Data supplied>

=======

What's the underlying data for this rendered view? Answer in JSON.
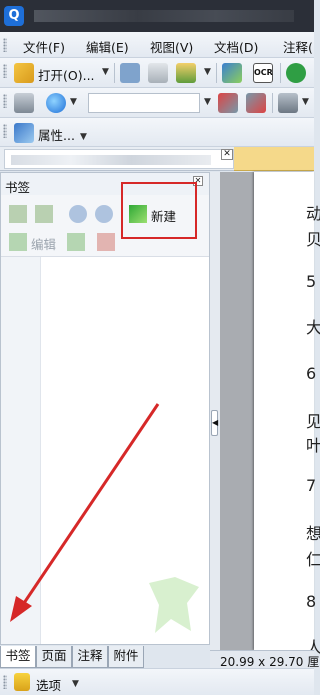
{
  "app": {
    "logo_glyph": "Q"
  },
  "menu": {
    "items": [
      {
        "label": "文件(F)"
      },
      {
        "label": "编辑(E)"
      },
      {
        "label": "视图(V)"
      },
      {
        "label": "文档(D)"
      },
      {
        "label": "注释("
      }
    ]
  },
  "toolbar1": {
    "open_label": "打开(O)...",
    "ocr_label": "OCR"
  },
  "toolbar2": {
    "address_value": ""
  },
  "toolbar3": {
    "properties_label": "属性..."
  },
  "doc_tab": {
    "close_glyph": "✕"
  },
  "bookmark_panel": {
    "title": "书签",
    "close_glyph": "✕",
    "new_label": "新建",
    "edit_label": "编辑"
  },
  "bottom_tabs": [
    {
      "label": "书签"
    },
    {
      "label": "页面"
    },
    {
      "label": "注释"
    },
    {
      "label": "附件"
    }
  ],
  "document": {
    "lines": [
      "动",
      "贝",
      "5",
      "大",
      "6",
      "见",
      "叶",
      "7",
      "想",
      "仁",
      "8",
      "人"
    ]
  },
  "status": {
    "page_size": "20.99 x 29.70 厘"
  },
  "bottom_bar": {
    "options_label": "选项"
  },
  "colors": {
    "annotation_red": "#d62828",
    "accent_blue": "#1e6fd8"
  }
}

=======

Required task> Each entry must be retyped word for word, with every image omitted.

Result>
What's the underlying data for this rendered view? Answer in JSON.
{
  "app": {
    "logo_glyph": "Q"
  },
  "menu": {
    "items": [
      {
        "label": "文件(F)"
      },
      {
        "label": "编辑(E)"
      },
      {
        "label": "视图(V)"
      },
      {
        "label": "文档(D)"
      },
      {
        "label": "注释("
      }
    ]
  },
  "toolbar1": {
    "open_label": "打开(O)...",
    "ocr_label": "OCR"
  },
  "toolbar2": {
    "address_value": ""
  },
  "toolbar3": {
    "properties_label": "属性..."
  },
  "doc_tab": {
    "close_glyph": "✕"
  },
  "bookmark_panel": {
    "title": "书签",
    "close_glyph": "✕",
    "new_label": "新建",
    "edit_label": "编辑"
  },
  "bottom_tabs": [
    {
      "label": "书签"
    },
    {
      "label": "页面"
    },
    {
      "label": "注释"
    },
    {
      "label": "附件"
    }
  ],
  "document": {
    "lines": [
      "动",
      "贝",
      "5",
      "大",
      "6",
      "见",
      "叶",
      "7",
      "想",
      "仁",
      "8",
      "人"
    ]
  },
  "status": {
    "page_size": "20.99 x 29.70 厘"
  },
  "bottom_bar": {
    "options_label": "选项"
  },
  "colors": {
    "annotation_red": "#d62828",
    "accent_blue": "#1e6fd8"
  }
}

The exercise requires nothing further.